> [What you will do]: Below is a block of records; reproduce all of them exactly and leave out any pictures.
═══ Entries
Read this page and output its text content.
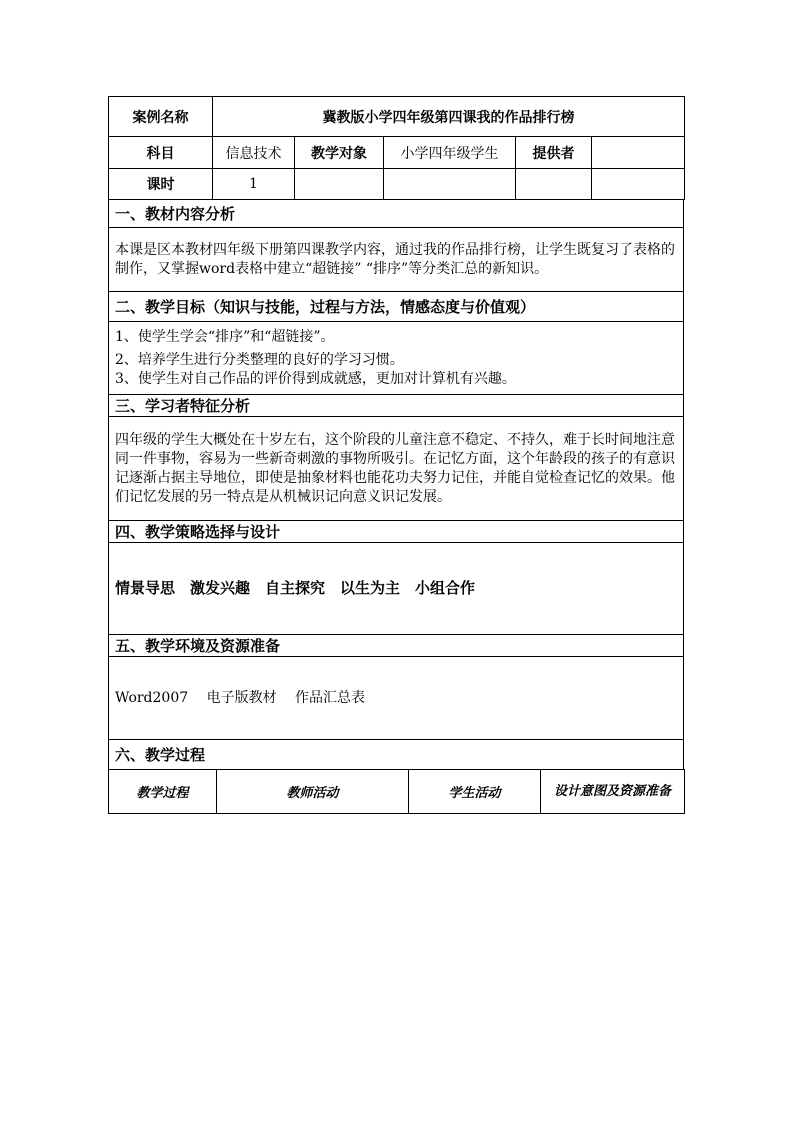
案例名称	冀教版小学四年级第四课我的作品排行榜				
科目	信息技术	教学对象	小学四年级学生	提供者	
课时	1				
一、教材内容分析
本课是区本教材四年级下册第四课教学内容，通过我的作品排行榜，让学生既复习了表格的制作，又掌握word表格中建立“超链接” “排序”等分类汇总的新知识。
二、教学目标（知识与技能，过程与方法，情感态度与价值观）

1、使学生学会“排序”和“超链接”。
2、培养学生进行分类整理的良好的学习习惯。
3、使学生对自己作品的评价得到成就感，更加对计算机有兴趣。

三、学习者特征分析
四年级的学生大概处在十岁左右，这个阶段的儿童注意不稳定、不持久，难于长时间地注意同一件事物，容易为一些新奇刺激的事物所吸引。在记忆方面，这个年龄段的孩子的有意识记逐渐占据主导地位，即使是抽象材料也能花功夫努力记住，并能自觉检查记忆的效果。他们记忆发展的另一特点是从机械识记向意义识记发展。
四、教学策略选择与设计
情景导思　激发兴趣　自主探究　以生为主　小组合作
五、教学环境及资源准备
Word2007　 电子版教材　 作品汇总表
六、教学过程
教学过程	教师活动	学生活动	设计意图及资源准备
══════
> [Output for this task]:
Read this page and output its text content.
案例名称	冀教版小学四年级第四课我的作品排行榜				
科目	信息技术	教学对象	小学四年级学生	提供者	
课时	1				
一、教材内容分析
本课是区本教材四年级下册第四课教学内容，通过我的作品排行榜，让学生既复习了表格的制作，又掌握word表格中建立“超链接” “排序”等分类汇总的新知识。
二、教学目标（知识与技能，过程与方法，情感态度与价值观）

1、使学生学会“排序”和“超链接”。
2、培养学生进行分类整理的良好的学习习惯。
3、使学生对自己作品的评价得到成就感，更加对计算机有兴趣。

三、学习者特征分析
四年级的学生大概处在十岁左右，这个阶段的儿童注意不稳定、不持久，难于长时间地注意同一件事物，容易为一些新奇刺激的事物所吸引。在记忆方面，这个年龄段的孩子的有意识记逐渐占据主导地位，即使是抽象材料也能花功夫努力记住，并能自觉检查记忆的效果。他们记忆发展的另一特点是从机械识记向意义识记发展。
四、教学策略选择与设计
情景导思　激发兴趣　自主探究　以生为主　小组合作
五、教学环境及资源准备
Word2007　 电子版教材　 作品汇总表
六、教学过程
教学过程	教师活动	学生活动	设计意图及资源准备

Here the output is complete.